§ **Problem**: Transcribe the data that follows precisely, omitting nothing.
>>>>
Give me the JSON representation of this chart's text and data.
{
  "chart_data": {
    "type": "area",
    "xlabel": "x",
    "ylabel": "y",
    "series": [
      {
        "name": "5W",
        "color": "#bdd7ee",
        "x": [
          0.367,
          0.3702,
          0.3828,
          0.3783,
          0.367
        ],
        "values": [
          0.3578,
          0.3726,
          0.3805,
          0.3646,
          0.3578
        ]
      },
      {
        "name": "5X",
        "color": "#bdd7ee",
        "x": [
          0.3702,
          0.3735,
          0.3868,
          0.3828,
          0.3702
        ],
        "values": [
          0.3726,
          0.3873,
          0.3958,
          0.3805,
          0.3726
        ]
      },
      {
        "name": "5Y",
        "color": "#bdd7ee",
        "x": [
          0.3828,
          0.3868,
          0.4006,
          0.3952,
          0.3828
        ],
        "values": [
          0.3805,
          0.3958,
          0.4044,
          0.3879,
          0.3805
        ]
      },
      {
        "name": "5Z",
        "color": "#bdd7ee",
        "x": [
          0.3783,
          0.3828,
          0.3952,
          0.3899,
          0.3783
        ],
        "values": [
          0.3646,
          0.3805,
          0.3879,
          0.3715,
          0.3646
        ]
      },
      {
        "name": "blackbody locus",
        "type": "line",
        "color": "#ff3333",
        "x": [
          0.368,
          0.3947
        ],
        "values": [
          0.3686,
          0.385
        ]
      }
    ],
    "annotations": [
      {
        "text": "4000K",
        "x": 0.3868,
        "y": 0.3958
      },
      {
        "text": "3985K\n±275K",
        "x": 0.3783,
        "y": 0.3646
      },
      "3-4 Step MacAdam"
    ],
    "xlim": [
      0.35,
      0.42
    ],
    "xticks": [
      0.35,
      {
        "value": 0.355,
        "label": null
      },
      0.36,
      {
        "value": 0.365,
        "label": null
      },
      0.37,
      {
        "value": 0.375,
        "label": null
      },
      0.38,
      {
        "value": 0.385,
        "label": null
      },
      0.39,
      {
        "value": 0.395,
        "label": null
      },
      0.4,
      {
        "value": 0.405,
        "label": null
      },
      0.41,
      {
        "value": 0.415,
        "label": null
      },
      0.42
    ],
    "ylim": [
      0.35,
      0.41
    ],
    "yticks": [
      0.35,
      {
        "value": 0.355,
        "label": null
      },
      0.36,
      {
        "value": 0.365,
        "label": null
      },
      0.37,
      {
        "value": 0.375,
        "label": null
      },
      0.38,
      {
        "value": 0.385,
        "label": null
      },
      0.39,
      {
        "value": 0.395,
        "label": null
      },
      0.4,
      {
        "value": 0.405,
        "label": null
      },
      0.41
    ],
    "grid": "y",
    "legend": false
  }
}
<<<<
§ **Task result**:
Give me the JSON representation of this chart's text and data.
{
  "chart_data": {
    "type": "area",
    "xlabel": "x",
    "ylabel": "y",
    "series": [
      {
        "name": "5W",
        "color": "#bdd7ee",
        "x": [
          0.367,
          0.3702,
          0.3828,
          0.3783,
          0.367
        ],
        "values": [
          0.3578,
          0.3726,
          0.3805,
          0.3646,
          0.3578
        ]
      },
      {
        "name": "5X",
        "color": "#bdd7ee",
        "x": [
          0.3702,
          0.3735,
          0.3868,
          0.3828,
          0.3702
        ],
        "values": [
          0.3726,
          0.3873,
          0.3958,
          0.3805,
          0.3726
        ]
      },
      {
        "name": "5Y",
        "color": "#bdd7ee",
        "x": [
          0.3828,
          0.3868,
          0.4006,
          0.3952,
          0.3828
        ],
        "values": [
          0.3805,
          0.3958,
          0.4044,
          0.3879,
          0.3805
        ]
      },
      {
        "name": "5Z",
        "color": "#bdd7ee",
        "x": [
          0.3783,
          0.3828,
          0.3952,
          0.3899,
          0.3783
        ],
        "values": [
          0.3646,
          0.3805,
          0.3879,
          0.3715,
          0.3646
        ]
      },
      {
        "name": "blackbody locus",
        "type": "line",
        "color": "#ff3333",
        "x": [
          0.368,
          0.3947
        ],
        "values": [
          0.3686,
          0.385
        ]
      }
    ],
    "annotations": [
      {
        "text": "4000K",
        "x": 0.3868,
        "y": 0.3958
      },
      {
        "text": "3985K\n±275K",
        "x": 0.3783,
        "y": 0.3646
      },
      "3-4 Step MacAdam"
    ],
    "xlim": [
      0.35,
      0.42
    ],
    "xticks": [
      0.35,
      {
        "value": 0.355,
        "label": null
      },
      0.36,
      {
        "value": 0.365,
        "label": null
      },
      0.37,
      {
        "value": 0.375,
        "label": null
      },
      0.38,
      {
        "value": 0.385,
        "label": null
      },
      0.39,
      {
        "value": 0.395,
        "label": null
      },
      0.4,
      {
        "value": 0.405,
        "label": null
      },
      0.41,
      {
        "value": 0.415,
        "label": null
      },
      0.42
    ],
    "ylim": [
      0.35,
      0.41
    ],
    "yticks": [
      0.35,
      {
        "value": 0.355,
        "label": null
      },
      0.36,
      {
        "value": 0.365,
        "label": null
      },
      0.37,
      {
        "value": 0.375,
        "label": null
      },
      0.38,
      {
        "value": 0.385,
        "label": null
      },
      0.39,
      {
        "value": 0.395,
        "label": null
      },
      0.4,
      {
        "value": 0.405,
        "label": null
      },
      0.41
    ],
    "grid": "y",
    "legend": false
  }
}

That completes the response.